Recorded data:

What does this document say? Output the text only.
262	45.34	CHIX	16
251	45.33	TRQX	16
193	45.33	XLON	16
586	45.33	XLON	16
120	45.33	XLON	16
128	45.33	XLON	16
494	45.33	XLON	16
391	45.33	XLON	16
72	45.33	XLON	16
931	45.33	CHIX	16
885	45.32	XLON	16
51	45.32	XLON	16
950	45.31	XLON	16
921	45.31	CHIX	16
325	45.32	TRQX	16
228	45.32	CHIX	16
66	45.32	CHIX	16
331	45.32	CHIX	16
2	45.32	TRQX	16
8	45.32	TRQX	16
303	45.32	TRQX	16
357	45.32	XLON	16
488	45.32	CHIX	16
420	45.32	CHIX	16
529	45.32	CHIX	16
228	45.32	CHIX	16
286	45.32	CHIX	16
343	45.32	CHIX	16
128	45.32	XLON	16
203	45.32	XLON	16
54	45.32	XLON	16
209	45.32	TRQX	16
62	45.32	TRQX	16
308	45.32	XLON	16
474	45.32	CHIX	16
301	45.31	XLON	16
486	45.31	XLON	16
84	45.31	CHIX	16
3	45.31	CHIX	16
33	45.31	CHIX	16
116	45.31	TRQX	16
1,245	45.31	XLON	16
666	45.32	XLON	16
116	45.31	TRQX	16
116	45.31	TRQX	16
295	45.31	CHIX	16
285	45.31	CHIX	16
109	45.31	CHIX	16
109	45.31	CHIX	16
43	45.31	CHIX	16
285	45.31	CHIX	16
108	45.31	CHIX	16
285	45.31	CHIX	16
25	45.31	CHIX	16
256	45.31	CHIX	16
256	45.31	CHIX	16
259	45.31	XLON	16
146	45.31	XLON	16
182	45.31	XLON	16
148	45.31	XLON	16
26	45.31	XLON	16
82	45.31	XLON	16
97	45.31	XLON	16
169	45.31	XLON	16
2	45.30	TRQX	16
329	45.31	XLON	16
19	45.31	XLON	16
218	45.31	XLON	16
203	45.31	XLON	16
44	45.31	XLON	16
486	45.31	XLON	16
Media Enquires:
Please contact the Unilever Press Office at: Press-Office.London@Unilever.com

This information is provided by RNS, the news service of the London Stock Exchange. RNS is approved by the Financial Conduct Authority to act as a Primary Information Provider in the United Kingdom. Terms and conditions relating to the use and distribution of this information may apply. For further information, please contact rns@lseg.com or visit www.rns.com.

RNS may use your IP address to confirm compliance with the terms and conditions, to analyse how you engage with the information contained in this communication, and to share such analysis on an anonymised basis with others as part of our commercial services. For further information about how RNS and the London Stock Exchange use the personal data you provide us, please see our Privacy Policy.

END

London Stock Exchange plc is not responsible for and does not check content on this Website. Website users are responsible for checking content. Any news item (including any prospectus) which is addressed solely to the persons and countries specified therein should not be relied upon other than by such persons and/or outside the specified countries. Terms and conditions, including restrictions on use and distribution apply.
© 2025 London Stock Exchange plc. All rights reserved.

◆ Short exercise: Repeat the material in full, exactly as it stands.

◆ Answer to this problem:
What does this document say? Output the text only.
262	45.34	CHIX	16
251	45.33	TRQX	16
193	45.33	XLON	16
586	45.33	XLON	16
120	45.33	XLON	16
128	45.33	XLON	16
494	45.33	XLON	16
391	45.33	XLON	16
72	45.33	XLON	16
931	45.33	CHIX	16
885	45.32	XLON	16
51	45.32	XLON	16
950	45.31	XLON	16
921	45.31	CHIX	16
325	45.32	TRQX	16
228	45.32	CHIX	16
66	45.32	CHIX	16
331	45.32	CHIX	16
2	45.32	TRQX	16
8	45.32	TRQX	16
303	45.32	TRQX	16
357	45.32	XLON	16
488	45.32	CHIX	16
420	45.32	CHIX	16
529	45.32	CHIX	16
228	45.32	CHIX	16
286	45.32	CHIX	16
343	45.32	CHIX	16
128	45.32	XLON	16
203	45.32	XLON	16
54	45.32	XLON	16
209	45.32	TRQX	16
62	45.32	TRQX	16
308	45.32	XLON	16
474	45.32	CHIX	16
301	45.31	XLON	16
486	45.31	XLON	16
84	45.31	CHIX	16
3	45.31	CHIX	16
33	45.31	CHIX	16
116	45.31	TRQX	16
1,245	45.31	XLON	16
666	45.32	XLON	16
116	45.31	TRQX	16
116	45.31	TRQX	16
295	45.31	CHIX	16
285	45.31	CHIX	16
109	45.31	CHIX	16
109	45.31	CHIX	16
43	45.31	CHIX	16
285	45.31	CHIX	16
108	45.31	CHIX	16
285	45.31	CHIX	16
25	45.31	CHIX	16
256	45.31	CHIX	16
256	45.31	CHIX	16
259	45.31	XLON	16
146	45.31	XLON	16
182	45.31	XLON	16
148	45.31	XLON	16
26	45.31	XLON	16
82	45.31	XLON	16
97	45.31	XLON	16
169	45.31	XLON	16
2	45.30	TRQX	16
329	45.31	XLON	16
19	45.31	XLON	16
218	45.31	XLON	16
203	45.31	XLON	16
44	45.31	XLON	16
486	45.31	XLON	16
Media Enquires:
Please contact the Unilever Press Office at: Press-Office.London@Unilever.com

This information is provided by RNS, the news service of the London Stock Exchange. RNS is approved by the Financial Conduct Authority to act as a Primary Information Provider in the United Kingdom. Terms and conditions relating to the use and distribution of this information may apply. For further information, please contact rns@lseg.com or visit www.rns.com.

RNS may use your IP address to confirm compliance with the terms and conditions, to analyse how you engage with the information contained in this communication, and to share such analysis on an anonymised basis with others as part of our commercial services. For further information about how RNS and the London Stock Exchange use the personal data you provide us, please see our Privacy Policy.

END

London Stock Exchange plc is not responsible for and does not check content on this Website. Website users are responsible for checking content. Any news item (including any prospectus) which is addressed solely to the persons and countries specified therein should not be relied upon other than by such persons and/or outside the specified countries. Terms and conditions, including restrictions on use and distribution apply.
© 2025 London Stock Exchange plc. All rights reserved.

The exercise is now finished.